### STATED EXERCISE
Omit every picture while repeating the entries exactly.

### RAW DATA
## Begin

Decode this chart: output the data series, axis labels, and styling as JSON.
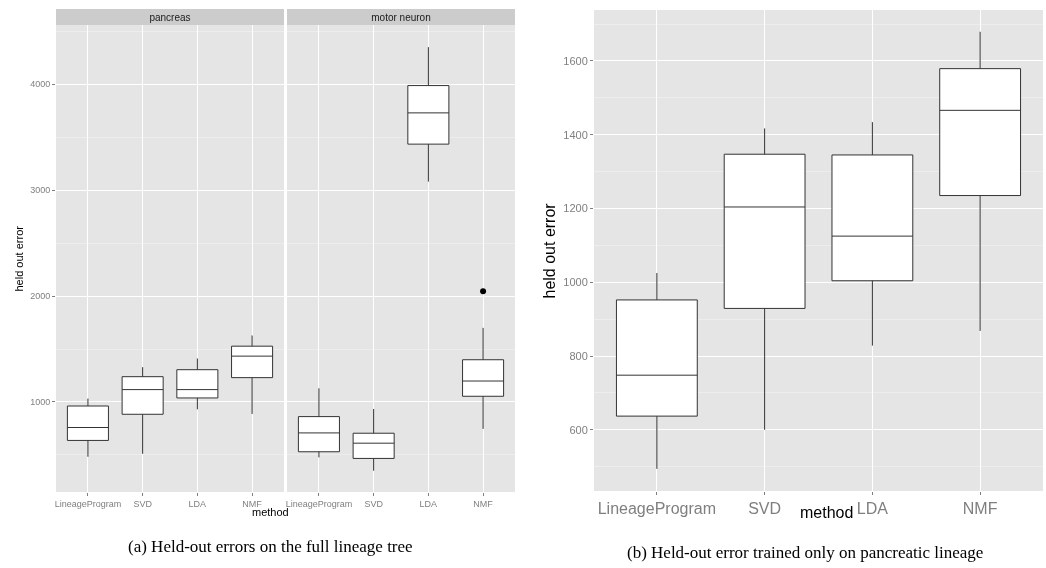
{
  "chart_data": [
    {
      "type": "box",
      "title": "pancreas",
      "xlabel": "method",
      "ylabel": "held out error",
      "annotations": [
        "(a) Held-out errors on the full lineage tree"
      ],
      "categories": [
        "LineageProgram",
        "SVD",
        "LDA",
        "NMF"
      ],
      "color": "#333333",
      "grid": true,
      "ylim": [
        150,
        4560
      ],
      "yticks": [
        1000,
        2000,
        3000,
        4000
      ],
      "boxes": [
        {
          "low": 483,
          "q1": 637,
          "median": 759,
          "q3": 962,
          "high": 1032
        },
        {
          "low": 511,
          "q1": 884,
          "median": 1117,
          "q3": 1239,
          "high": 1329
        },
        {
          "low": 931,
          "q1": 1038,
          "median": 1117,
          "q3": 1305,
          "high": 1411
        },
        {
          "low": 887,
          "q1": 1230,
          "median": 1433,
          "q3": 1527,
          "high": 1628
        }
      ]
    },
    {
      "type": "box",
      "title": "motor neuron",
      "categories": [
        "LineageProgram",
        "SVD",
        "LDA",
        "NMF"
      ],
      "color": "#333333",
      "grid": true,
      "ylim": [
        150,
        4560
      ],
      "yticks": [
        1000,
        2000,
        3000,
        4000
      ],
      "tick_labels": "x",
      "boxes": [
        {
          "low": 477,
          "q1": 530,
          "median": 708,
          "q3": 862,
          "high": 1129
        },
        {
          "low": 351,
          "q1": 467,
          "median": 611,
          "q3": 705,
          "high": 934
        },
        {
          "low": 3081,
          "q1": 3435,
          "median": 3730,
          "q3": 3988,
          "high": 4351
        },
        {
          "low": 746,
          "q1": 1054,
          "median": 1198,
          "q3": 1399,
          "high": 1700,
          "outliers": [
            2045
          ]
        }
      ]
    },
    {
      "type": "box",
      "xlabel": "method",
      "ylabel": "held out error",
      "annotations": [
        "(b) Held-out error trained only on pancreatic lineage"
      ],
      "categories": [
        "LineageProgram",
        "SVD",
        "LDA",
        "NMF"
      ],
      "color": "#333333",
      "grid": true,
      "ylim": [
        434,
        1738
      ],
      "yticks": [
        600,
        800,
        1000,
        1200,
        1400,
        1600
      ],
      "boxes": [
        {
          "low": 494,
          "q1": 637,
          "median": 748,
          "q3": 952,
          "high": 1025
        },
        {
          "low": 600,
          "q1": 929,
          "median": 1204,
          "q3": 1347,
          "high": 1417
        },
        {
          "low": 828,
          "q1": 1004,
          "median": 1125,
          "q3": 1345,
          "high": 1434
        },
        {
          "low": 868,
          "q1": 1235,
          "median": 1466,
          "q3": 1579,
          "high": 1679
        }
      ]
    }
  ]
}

## End

### FINAL RESULT
Decode this chart: output the data series, axis labels, and styling as JSON.
{
  "chart_data": [
    {
      "type": "box",
      "title": "pancreas",
      "xlabel": "method",
      "ylabel": "held out error",
      "annotations": [
        "(a) Held-out errors on the full lineage tree"
      ],
      "categories": [
        "LineageProgram",
        "SVD",
        "LDA",
        "NMF"
      ],
      "color": "#333333",
      "grid": true,
      "ylim": [
        150,
        4560
      ],
      "yticks": [
        1000,
        2000,
        3000,
        4000
      ],
      "boxes": [
        {
          "low": 483,
          "q1": 637,
          "median": 759,
          "q3": 962,
          "high": 1032
        },
        {
          "low": 511,
          "q1": 884,
          "median": 1117,
          "q3": 1239,
          "high": 1329
        },
        {
          "low": 931,
          "q1": 1038,
          "median": 1117,
          "q3": 1305,
          "high": 1411
        },
        {
          "low": 887,
          "q1": 1230,
          "median": 1433,
          "q3": 1527,
          "high": 1628
        }
      ]
    },
    {
      "type": "box",
      "title": "motor neuron",
      "categories": [
        "LineageProgram",
        "SVD",
        "LDA",
        "NMF"
      ],
      "color": "#333333",
      "grid": true,
      "ylim": [
        150,
        4560
      ],
      "yticks": [
        1000,
        2000,
        3000,
        4000
      ],
      "tick_labels": "x",
      "boxes": [
        {
          "low": 477,
          "q1": 530,
          "median": 708,
          "q3": 862,
          "high": 1129
        },
        {
          "low": 351,
          "q1": 467,
          "median": 611,
          "q3": 705,
          "high": 934
        },
        {
          "low": 3081,
          "q1": 3435,
          "median": 3730,
          "q3": 3988,
          "high": 4351
        },
        {
          "low": 746,
          "q1": 1054,
          "median": 1198,
          "q3": 1399,
          "high": 1700,
          "outliers": [
            2045
          ]
        }
      ]
    },
    {
      "type": "box",
      "xlabel": "method",
      "ylabel": "held out error",
      "annotations": [
        "(b) Held-out error trained only on pancreatic lineage"
      ],
      "categories": [
        "LineageProgram",
        "SVD",
        "LDA",
        "NMF"
      ],
      "color": "#333333",
      "grid": true,
      "ylim": [
        434,
        1738
      ],
      "yticks": [
        600,
        800,
        1000,
        1200,
        1400,
        1600
      ],
      "boxes": [
        {
          "low": 494,
          "q1": 637,
          "median": 748,
          "q3": 952,
          "high": 1025
        },
        {
          "low": 600,
          "q1": 929,
          "median": 1204,
          "q3": 1347,
          "high": 1417
        },
        {
          "low": 828,
          "q1": 1004,
          "median": 1125,
          "q3": 1345,
          "high": 1434
        },
        {
          "low": 868,
          "q1": 1235,
          "median": 1466,
          "q3": 1579,
          "high": 1679
        }
      ]
    }
  ]
}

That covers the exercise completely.